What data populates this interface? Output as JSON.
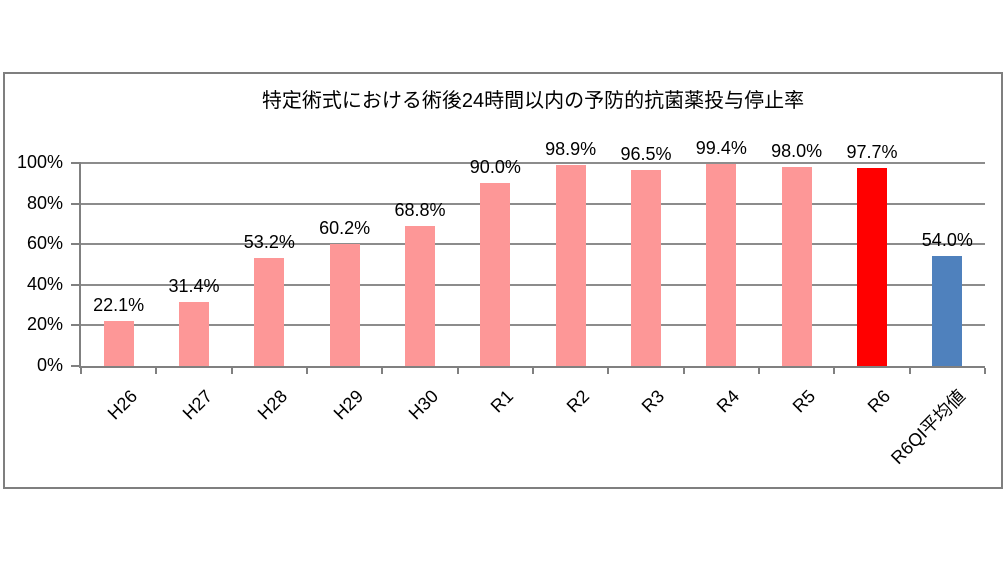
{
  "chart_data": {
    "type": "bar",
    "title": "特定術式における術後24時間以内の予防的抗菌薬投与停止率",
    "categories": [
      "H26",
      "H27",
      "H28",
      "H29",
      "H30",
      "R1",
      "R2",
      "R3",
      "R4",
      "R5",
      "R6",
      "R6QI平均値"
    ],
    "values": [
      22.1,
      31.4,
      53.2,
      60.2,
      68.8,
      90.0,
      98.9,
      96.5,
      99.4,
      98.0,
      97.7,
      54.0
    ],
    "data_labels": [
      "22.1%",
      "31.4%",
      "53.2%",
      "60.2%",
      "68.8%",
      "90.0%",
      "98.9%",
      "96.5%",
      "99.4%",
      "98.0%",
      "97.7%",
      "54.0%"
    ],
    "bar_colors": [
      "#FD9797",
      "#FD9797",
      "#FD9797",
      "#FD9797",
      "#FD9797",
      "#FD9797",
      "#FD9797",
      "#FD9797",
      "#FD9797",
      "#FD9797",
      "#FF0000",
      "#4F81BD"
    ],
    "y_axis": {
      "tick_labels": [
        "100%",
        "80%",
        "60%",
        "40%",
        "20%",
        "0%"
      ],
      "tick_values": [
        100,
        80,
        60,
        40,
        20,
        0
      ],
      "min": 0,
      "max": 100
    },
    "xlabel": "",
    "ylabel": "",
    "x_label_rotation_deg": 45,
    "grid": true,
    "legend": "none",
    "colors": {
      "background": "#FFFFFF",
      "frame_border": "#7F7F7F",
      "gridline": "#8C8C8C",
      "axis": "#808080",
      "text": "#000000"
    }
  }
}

...

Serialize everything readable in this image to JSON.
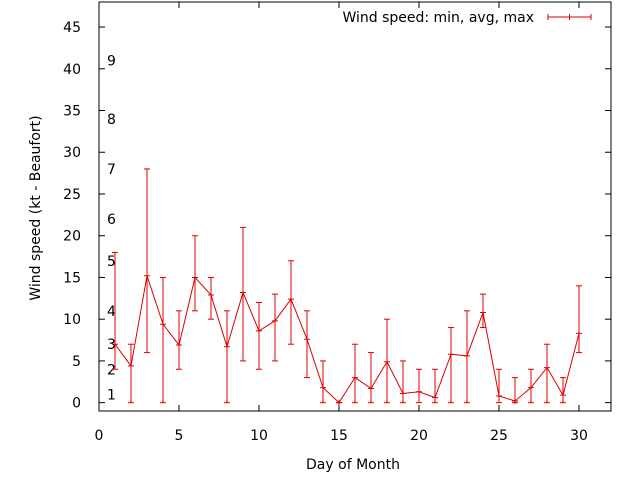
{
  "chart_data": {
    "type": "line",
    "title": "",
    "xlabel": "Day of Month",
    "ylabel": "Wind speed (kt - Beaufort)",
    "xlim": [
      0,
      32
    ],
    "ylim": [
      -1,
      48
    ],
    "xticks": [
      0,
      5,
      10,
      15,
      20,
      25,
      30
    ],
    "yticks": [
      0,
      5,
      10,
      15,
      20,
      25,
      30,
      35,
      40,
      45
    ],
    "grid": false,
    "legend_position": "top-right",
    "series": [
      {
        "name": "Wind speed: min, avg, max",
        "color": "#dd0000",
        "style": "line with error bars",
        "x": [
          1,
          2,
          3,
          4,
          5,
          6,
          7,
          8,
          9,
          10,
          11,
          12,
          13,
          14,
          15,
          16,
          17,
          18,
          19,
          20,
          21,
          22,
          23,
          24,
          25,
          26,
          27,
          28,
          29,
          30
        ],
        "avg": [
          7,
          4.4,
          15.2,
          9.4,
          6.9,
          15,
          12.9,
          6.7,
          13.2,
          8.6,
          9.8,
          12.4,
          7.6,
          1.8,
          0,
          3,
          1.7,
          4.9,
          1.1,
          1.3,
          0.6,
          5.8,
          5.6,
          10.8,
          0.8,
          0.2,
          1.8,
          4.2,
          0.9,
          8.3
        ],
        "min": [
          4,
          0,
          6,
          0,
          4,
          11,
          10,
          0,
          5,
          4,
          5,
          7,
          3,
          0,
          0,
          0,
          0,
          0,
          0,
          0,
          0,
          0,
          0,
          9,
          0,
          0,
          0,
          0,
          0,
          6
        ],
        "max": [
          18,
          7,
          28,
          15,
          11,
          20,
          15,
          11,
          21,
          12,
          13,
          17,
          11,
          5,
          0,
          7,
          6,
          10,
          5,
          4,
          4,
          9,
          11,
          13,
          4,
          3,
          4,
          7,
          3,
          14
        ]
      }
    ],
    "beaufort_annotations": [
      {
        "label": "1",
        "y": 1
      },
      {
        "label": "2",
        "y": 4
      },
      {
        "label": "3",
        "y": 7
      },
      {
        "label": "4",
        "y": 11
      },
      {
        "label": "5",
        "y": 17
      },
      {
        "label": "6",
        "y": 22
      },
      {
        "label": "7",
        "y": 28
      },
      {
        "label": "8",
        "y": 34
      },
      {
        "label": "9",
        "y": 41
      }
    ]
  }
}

* * *

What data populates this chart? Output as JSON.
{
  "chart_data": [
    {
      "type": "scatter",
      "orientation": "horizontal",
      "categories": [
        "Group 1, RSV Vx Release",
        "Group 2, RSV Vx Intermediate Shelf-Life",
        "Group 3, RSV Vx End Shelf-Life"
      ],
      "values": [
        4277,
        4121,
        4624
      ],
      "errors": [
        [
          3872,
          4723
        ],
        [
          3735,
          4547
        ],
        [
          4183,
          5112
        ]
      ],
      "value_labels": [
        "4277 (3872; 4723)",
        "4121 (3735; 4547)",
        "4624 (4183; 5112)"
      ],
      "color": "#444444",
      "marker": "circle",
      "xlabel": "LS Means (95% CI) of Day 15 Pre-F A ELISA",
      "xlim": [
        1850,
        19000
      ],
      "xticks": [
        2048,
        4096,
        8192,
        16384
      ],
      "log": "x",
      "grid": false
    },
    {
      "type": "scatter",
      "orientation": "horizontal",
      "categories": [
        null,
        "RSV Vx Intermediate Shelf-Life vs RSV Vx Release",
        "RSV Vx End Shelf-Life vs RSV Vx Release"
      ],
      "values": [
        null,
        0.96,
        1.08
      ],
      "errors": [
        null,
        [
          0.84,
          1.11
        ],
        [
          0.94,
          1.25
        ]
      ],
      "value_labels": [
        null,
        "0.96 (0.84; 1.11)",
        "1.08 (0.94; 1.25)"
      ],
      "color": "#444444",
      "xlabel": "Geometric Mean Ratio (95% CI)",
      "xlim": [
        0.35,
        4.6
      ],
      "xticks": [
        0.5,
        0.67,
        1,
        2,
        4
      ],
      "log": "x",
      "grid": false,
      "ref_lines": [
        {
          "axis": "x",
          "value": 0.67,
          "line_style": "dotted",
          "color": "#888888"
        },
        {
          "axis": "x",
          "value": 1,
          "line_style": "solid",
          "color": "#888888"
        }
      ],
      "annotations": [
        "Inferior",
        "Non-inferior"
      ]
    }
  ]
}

● **Exercise description**
Where a line of the records above holds the word "Life", copy that line.

● **Answer for this exercise**
        "Group 2, RSV Vx Intermediate Shelf-Life",
        "Group 3, RSV Vx End Shelf-Life"
        "RSV Vx Intermediate Shelf-Life vs RSV Vx Release",
        "RSV Vx End Shelf-Life vs RSV Vx Release"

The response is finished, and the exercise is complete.